REQUIRED WORK -
Give back the whole listing exactly as shown.

**** LISTING

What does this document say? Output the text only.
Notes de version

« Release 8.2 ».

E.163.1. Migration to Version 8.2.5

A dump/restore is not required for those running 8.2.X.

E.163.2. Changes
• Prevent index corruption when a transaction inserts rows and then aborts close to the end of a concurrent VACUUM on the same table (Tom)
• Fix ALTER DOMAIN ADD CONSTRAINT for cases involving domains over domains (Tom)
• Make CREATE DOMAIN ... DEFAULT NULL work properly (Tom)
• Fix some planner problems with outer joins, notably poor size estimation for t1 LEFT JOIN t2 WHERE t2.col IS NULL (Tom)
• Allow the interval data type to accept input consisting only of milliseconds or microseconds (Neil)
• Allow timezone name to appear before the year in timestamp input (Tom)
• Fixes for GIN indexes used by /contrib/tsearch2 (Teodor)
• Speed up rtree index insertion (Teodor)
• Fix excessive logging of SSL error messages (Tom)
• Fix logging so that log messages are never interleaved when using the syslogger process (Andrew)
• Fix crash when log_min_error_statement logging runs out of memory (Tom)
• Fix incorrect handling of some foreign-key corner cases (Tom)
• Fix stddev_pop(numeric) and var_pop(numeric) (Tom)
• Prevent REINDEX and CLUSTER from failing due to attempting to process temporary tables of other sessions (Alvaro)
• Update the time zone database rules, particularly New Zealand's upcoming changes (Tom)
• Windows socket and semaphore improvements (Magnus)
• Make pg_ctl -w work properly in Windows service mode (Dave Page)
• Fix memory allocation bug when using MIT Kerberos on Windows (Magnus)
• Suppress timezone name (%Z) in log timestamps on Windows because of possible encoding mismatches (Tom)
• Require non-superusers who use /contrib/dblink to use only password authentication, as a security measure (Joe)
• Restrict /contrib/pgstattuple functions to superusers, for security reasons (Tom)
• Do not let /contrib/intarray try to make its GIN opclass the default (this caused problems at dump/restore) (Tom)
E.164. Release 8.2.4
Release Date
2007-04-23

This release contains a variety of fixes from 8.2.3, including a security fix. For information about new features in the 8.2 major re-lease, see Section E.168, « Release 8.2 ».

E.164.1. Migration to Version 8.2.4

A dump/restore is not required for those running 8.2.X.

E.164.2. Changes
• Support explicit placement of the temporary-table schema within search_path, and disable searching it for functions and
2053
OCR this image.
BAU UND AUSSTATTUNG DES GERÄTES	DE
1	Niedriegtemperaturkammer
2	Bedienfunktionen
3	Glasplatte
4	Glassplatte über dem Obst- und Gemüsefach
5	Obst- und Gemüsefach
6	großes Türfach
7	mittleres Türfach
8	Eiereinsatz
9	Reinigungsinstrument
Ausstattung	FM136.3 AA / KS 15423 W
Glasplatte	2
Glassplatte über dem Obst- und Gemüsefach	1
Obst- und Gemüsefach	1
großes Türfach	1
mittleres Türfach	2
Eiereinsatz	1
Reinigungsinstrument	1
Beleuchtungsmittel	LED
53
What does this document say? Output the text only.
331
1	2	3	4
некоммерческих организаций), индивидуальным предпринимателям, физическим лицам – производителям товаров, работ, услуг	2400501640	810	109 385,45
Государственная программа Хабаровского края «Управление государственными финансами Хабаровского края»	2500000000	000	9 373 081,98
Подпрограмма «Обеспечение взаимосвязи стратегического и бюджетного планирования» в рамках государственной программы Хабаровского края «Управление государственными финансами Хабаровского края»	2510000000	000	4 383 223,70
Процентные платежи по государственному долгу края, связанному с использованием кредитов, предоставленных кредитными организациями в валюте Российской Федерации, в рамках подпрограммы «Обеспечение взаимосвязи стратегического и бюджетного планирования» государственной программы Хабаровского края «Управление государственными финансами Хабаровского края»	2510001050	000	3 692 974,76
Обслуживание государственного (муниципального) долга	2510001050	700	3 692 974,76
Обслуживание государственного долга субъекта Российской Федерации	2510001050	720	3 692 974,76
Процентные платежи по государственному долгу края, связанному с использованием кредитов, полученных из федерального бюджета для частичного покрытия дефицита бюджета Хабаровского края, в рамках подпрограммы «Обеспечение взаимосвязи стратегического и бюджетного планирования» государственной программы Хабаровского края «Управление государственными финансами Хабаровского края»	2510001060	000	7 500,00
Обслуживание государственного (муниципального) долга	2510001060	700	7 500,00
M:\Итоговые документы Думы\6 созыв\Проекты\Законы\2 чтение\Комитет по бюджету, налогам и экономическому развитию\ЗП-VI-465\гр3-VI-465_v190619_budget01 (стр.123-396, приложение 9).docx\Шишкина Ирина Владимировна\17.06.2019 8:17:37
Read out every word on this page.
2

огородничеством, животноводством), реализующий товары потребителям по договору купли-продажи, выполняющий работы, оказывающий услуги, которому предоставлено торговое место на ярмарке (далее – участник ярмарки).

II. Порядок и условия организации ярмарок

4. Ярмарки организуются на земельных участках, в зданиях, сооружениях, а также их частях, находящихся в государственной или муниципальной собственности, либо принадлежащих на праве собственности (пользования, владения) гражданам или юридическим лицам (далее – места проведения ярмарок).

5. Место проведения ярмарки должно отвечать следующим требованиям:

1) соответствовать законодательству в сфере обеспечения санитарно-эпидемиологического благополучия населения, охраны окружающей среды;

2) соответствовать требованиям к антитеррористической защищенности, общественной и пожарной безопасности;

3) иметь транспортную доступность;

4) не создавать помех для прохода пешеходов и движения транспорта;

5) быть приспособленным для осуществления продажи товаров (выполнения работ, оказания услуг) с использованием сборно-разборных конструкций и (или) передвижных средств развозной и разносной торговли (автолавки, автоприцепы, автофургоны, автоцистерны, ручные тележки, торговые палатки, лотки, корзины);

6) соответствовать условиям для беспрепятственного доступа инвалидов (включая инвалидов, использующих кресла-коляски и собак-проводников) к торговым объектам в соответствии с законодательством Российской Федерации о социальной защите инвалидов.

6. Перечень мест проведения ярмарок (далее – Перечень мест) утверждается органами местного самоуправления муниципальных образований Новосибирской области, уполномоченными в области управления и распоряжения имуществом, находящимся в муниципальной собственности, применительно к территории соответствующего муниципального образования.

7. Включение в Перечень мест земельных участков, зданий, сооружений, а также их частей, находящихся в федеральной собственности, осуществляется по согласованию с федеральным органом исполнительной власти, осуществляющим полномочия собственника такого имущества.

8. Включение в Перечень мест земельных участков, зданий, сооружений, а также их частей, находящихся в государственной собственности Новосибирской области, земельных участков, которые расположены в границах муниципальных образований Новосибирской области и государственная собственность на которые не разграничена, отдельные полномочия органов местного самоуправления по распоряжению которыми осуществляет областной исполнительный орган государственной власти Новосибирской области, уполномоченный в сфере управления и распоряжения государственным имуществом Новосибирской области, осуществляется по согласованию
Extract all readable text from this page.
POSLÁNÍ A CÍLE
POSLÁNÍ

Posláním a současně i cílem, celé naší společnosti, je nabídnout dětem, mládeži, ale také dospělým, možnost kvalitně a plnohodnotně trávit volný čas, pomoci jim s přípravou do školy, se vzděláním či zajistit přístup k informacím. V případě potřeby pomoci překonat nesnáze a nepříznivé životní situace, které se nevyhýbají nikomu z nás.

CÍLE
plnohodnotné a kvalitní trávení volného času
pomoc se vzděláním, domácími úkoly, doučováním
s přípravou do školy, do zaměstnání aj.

********

IN RESPONSE -
What does this document say? Output the text only.
Notes de version

« Release 8.2 ».

E.163.1. Migration to Version 8.2.5

A dump/restore is not required for those running 8.2.X.

E.163.2. Changes
• Prevent index corruption when a transaction inserts rows and then aborts close to the end of a concurrent VACUUM on the same table (Tom)
• Fix ALTER DOMAIN ADD CONSTRAINT for cases involving domains over domains (Tom)
• Make CREATE DOMAIN ... DEFAULT NULL work properly (Tom)
• Fix some planner problems with outer joins, notably poor size estimation for t1 LEFT JOIN t2 WHERE t2.col IS NULL (Tom)
• Allow the interval data type to accept input consisting only of milliseconds or microseconds (Neil)
• Allow timezone name to appear before the year in timestamp input (Tom)
• Fixes for GIN indexes used by /contrib/tsearch2 (Teodor)
• Speed up rtree index insertion (Teodor)
• Fix excessive logging of SSL error messages (Tom)
• Fix logging so that log messages are never interleaved when using the syslogger process (Andrew)
• Fix crash when log_min_error_statement logging runs out of memory (Tom)
• Fix incorrect handling of some foreign-key corner cases (Tom)
• Fix stddev_pop(numeric) and var_pop(numeric) (Tom)
• Prevent REINDEX and CLUSTER from failing due to attempting to process temporary tables of other sessions (Alvaro)
• Update the time zone database rules, particularly New Zealand's upcoming changes (Tom)
• Windows socket and semaphore improvements (Magnus)
• Make pg_ctl -w work properly in Windows service mode (Dave Page)
• Fix memory allocation bug when using MIT Kerberos on Windows (Magnus)
• Suppress timezone name (%Z) in log timestamps on Windows because of possible encoding mismatches (Tom)
• Require non-superusers who use /contrib/dblink to use only password authentication, as a security measure (Joe)
• Restrict /contrib/pgstattuple functions to superusers, for security reasons (Tom)
• Do not let /contrib/intarray try to make its GIN opclass the default (this caused problems at dump/restore) (Tom)
E.164. Release 8.2.4
Release Date
2007-04-23

This release contains a variety of fixes from 8.2.3, including a security fix. For information about new features in the 8.2 major re-lease, see Section E.168, « Release 8.2 ».

E.164.1. Migration to Version 8.2.4

A dump/restore is not required for those running 8.2.X.

E.164.2. Changes
• Support explicit placement of the temporary-table schema within search_path, and disable searching it for functions and
2053
OCR this image.
BAU UND AUSSTATTUNG DES GERÄTES	DE
1	Niedriegtemperaturkammer
2	Bedienfunktionen
3	Glasplatte
4	Glassplatte über dem Obst- und Gemüsefach
5	Obst- und Gemüsefach
6	großes Türfach
7	mittleres Türfach
8	Eiereinsatz
9	Reinigungsinstrument
Ausstattung	FM136.3 AA / KS 15423 W
Glasplatte	2
Glassplatte über dem Obst- und Gemüsefach	1
Obst- und Gemüsefach	1
großes Türfach	1
mittleres Türfach	2
Eiereinsatz	1
Reinigungsinstrument	1
Beleuchtungsmittel	LED
53
What does this document say? Output the text only.
331
1	2	3	4
некоммерческих организаций), индивидуальным предпринимателям, физическим лицам – производителям товаров, работ, услуг	2400501640	810	109 385,45
Государственная программа Хабаровского края «Управление государственными финансами Хабаровского края»	2500000000	000	9 373 081,98
Подпрограмма «Обеспечение взаимосвязи стратегического и бюджетного планирования» в рамках государственной программы Хабаровского края «Управление государственными финансами Хабаровского края»	2510000000	000	4 383 223,70
Процентные платежи по государственному долгу края, связанному с использованием кредитов, предоставленных кредитными организациями в валюте Российской Федерации, в рамках подпрограммы «Обеспечение взаимосвязи стратегического и бюджетного планирования» государственной программы Хабаровского края «Управление государственными финансами Хабаровского края»	2510001050	000	3 692 974,76
Обслуживание государственного (муниципального) долга	2510001050	700	3 692 974,76
Обслуживание государственного долга субъекта Российской Федерации	2510001050	720	3 692 974,76
Процентные платежи по государственному долгу края, связанному с использованием кредитов, полученных из федерального бюджета для частичного покрытия дефицита бюджета Хабаровского края, в рамках подпрограммы «Обеспечение взаимосвязи стратегического и бюджетного планирования» государственной программы Хабаровского края «Управление государственными финансами Хабаровского края»	2510001060	000	7 500,00
Обслуживание государственного (муниципального) долга	2510001060	700	7 500,00
M:\Итоговые документы Думы\6 созыв\Проекты\Законы\2 чтение\Комитет по бюджету, налогам и экономическому развитию\ЗП-VI-465\гр3-VI-465_v190619_budget01 (стр.123-396, приложение 9).docx\Шишкина Ирина Владимировна\17.06.2019 8:17:37
Read out every word on this page.
2

огородничеством, животноводством), реализующий товары потребителям по договору купли-продажи, выполняющий работы, оказывающий услуги, которому предоставлено торговое место на ярмарке (далее – участник ярмарки).

II. Порядок и условия организации ярмарок

4. Ярмарки организуются на земельных участках, в зданиях, сооружениях, а также их частях, находящихся в государственной или муниципальной собственности, либо принадлежащих на праве собственности (пользования, владения) гражданам или юридическим лицам (далее – места проведения ярмарок).

5. Место проведения ярмарки должно отвечать следующим требованиям:

1) соответствовать законодательству в сфере обеспечения санитарно-эпидемиологического благополучия населения, охраны окружающей среды;

2) соответствовать требованиям к антитеррористической защищенности, общественной и пожарной безопасности;

3) иметь транспортную доступность;

4) не создавать помех для прохода пешеходов и движения транспорта;

5) быть приспособленным для осуществления продажи товаров (выполнения работ, оказания услуг) с использованием сборно-разборных конструкций и (или) передвижных средств развозной и разносной торговли (автолавки, автоприцепы, автофургоны, автоцистерны, ручные тележки, торговые палатки, лотки, корзины);

6) соответствовать условиям для беспрепятственного доступа инвалидов (включая инвалидов, использующих кресла-коляски и собак-проводников) к торговым объектам в соответствии с законодательством Российской Федерации о социальной защите инвалидов.

6. Перечень мест проведения ярмарок (далее – Перечень мест) утверждается органами местного самоуправления муниципальных образований Новосибирской области, уполномоченными в области управления и распоряжения имуществом, находящимся в муниципальной собственности, применительно к территории соответствующего муниципального образования.

7. Включение в Перечень мест земельных участков, зданий, сооружений, а также их частей, находящихся в федеральной собственности, осуществляется по согласованию с федеральным органом исполнительной власти, осуществляющим полномочия собственника такого имущества.

8. Включение в Перечень мест земельных участков, зданий, сооружений, а также их частей, находящихся в государственной собственности Новосибирской области, земельных участков, которые расположены в границах муниципальных образований Новосибирской области и государственная собственность на которые не разграничена, отдельные полномочия органов местного самоуправления по распоряжению которыми осуществляет областной исполнительный орган государственной власти Новосибирской области, уполномоченный в сфере управления и распоряжения государственным имуществом Новосибирской области, осуществляется по согласованию
Extract all readable text from this page.
POSLÁNÍ A CÍLE
POSLÁNÍ

Posláním a současně i cílem, celé naší společnosti, je nabídnout dětem, mládeži, ale také dospělým, možnost kvalitně a plnohodnotně trávit volný čas, pomoci jim s přípravou do školy, se vzděláním či zajistit přístup k informacím. V případě potřeby pomoci překonat nesnáze a nepříznivé životní situace, které se nevyhýbají nikomu z nás.

CÍLE
plnohodnotné a kvalitní trávení volného času
pomoc se vzděláním, domácími úkoly, doučováním
s přípravou do školy, do zaměstnání aj.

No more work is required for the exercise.